▶ **Written request**: Check each line of the entries below for the string "JSON"; copy every line where it appears.

▶ **Listing**:

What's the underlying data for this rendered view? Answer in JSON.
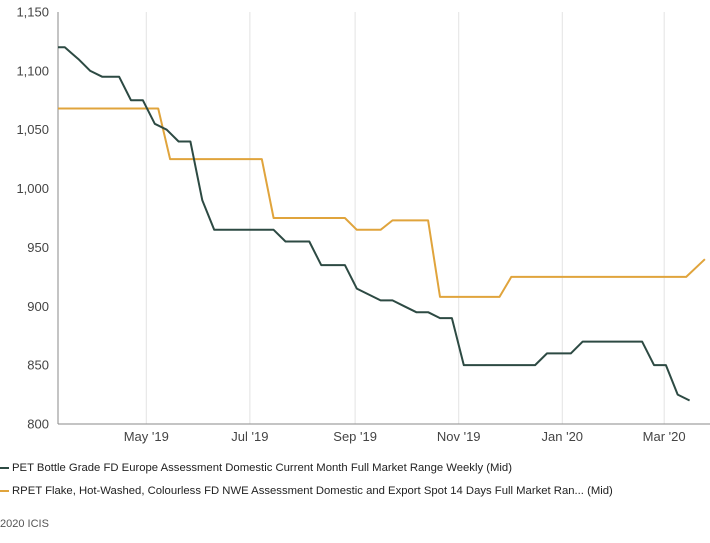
{
  "chart_data": {
    "type": "line",
    "title": "",
    "xlabel": "",
    "ylabel": "",
    "ylim": [
      800,
      1150
    ],
    "xlim": [
      "2019-03-10",
      "2020-03-28"
    ],
    "yticks": [
      800,
      850,
      900,
      950,
      1000,
      1050,
      1100,
      1150
    ],
    "ytick_labels": [
      "800",
      "850",
      "900",
      "950",
      "1,000",
      "1,050",
      "1,100",
      "1,150"
    ],
    "xticks": [
      {
        "date": "2019-05-01",
        "label": "May '19"
      },
      {
        "date": "2019-07-01",
        "label": "Jul '19"
      },
      {
        "date": "2019-09-01",
        "label": "Sep '19"
      },
      {
        "date": "2019-11-01",
        "label": "Nov '19"
      },
      {
        "date": "2020-01-01",
        "label": "Jan '20"
      },
      {
        "date": "2020-03-01",
        "label": "Mar '20"
      }
    ],
    "grid": "vertical",
    "legend_position": "bottom",
    "series": [
      {
        "name": "PET Bottle Grade FD Europe Assessment Domestic Current Month Full Market Range Weekly (Mid)",
        "color": "#2d4a43",
        "points": [
          [
            "2019-03-10",
            1120
          ],
          [
            "2019-03-14",
            1120
          ],
          [
            "2019-03-18",
            1115
          ],
          [
            "2019-03-22",
            1110
          ],
          [
            "2019-03-29",
            1100
          ],
          [
            "2019-04-05",
            1095
          ],
          [
            "2019-04-15",
            1095
          ],
          [
            "2019-04-22",
            1075
          ],
          [
            "2019-04-29",
            1075
          ],
          [
            "2019-05-06",
            1055
          ],
          [
            "2019-05-13",
            1050
          ],
          [
            "2019-05-20",
            1040
          ],
          [
            "2019-05-27",
            1040
          ],
          [
            "2019-06-03",
            990
          ],
          [
            "2019-06-10",
            965
          ],
          [
            "2019-06-17",
            965
          ],
          [
            "2019-07-01",
            965
          ],
          [
            "2019-07-15",
            965
          ],
          [
            "2019-07-22",
            955
          ],
          [
            "2019-08-05",
            955
          ],
          [
            "2019-08-12",
            935
          ],
          [
            "2019-08-26",
            935
          ],
          [
            "2019-09-02",
            915
          ],
          [
            "2019-09-09",
            910
          ],
          [
            "2019-09-16",
            905
          ],
          [
            "2019-09-23",
            905
          ],
          [
            "2019-09-30",
            900
          ],
          [
            "2019-10-07",
            895
          ],
          [
            "2019-10-14",
            895
          ],
          [
            "2019-10-21",
            890
          ],
          [
            "2019-10-28",
            890
          ],
          [
            "2019-11-04",
            850
          ],
          [
            "2019-11-18",
            850
          ],
          [
            "2019-12-02",
            850
          ],
          [
            "2019-12-16",
            850
          ],
          [
            "2019-12-23",
            860
          ],
          [
            "2020-01-06",
            860
          ],
          [
            "2020-01-13",
            870
          ],
          [
            "2020-01-27",
            870
          ],
          [
            "2020-02-10",
            870
          ],
          [
            "2020-02-17",
            870
          ],
          [
            "2020-02-24",
            850
          ],
          [
            "2020-03-02",
            850
          ],
          [
            "2020-03-09",
            825
          ],
          [
            "2020-03-16",
            820
          ]
        ]
      },
      {
        "name": "RPET Flake, Hot-Washed, Colourless FD NWE Assessment Domestic and Export Spot 14 Days Full Market Ran... (Mid)",
        "color": "#e0a43c",
        "points": [
          [
            "2019-03-10",
            1068
          ],
          [
            "2019-04-01",
            1068
          ],
          [
            "2019-05-01",
            1068
          ],
          [
            "2019-05-08",
            1068
          ],
          [
            "2019-05-15",
            1025
          ],
          [
            "2019-06-01",
            1025
          ],
          [
            "2019-07-01",
            1025
          ],
          [
            "2019-07-08",
            1025
          ],
          [
            "2019-07-15",
            975
          ],
          [
            "2019-08-15",
            975
          ],
          [
            "2019-08-26",
            975
          ],
          [
            "2019-09-02",
            965
          ],
          [
            "2019-09-16",
            965
          ],
          [
            "2019-09-23",
            973
          ],
          [
            "2019-10-07",
            973
          ],
          [
            "2019-10-14",
            973
          ],
          [
            "2019-10-21",
            908
          ],
          [
            "2019-11-01",
            908
          ],
          [
            "2019-11-25",
            908
          ],
          [
            "2019-12-02",
            925
          ],
          [
            "2020-01-01",
            925
          ],
          [
            "2020-02-01",
            925
          ],
          [
            "2020-03-09",
            925
          ],
          [
            "2020-03-14",
            925
          ],
          [
            "2020-03-25",
            940
          ]
        ]
      }
    ]
  },
  "copyright": "2020 ICIS"
}
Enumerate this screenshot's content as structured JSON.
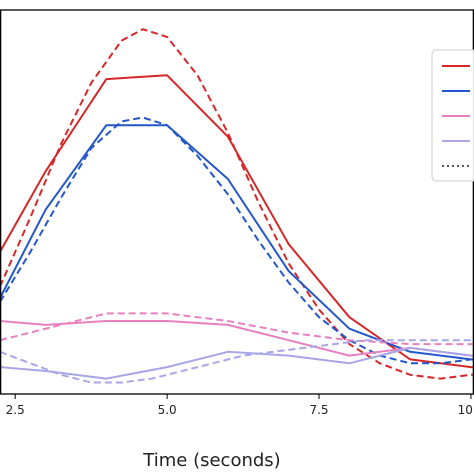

▶ **The completed task**:
What's the underlying data for this rendered view? Answer in JSON.
Enumerate this screenshot's content as structured JSON.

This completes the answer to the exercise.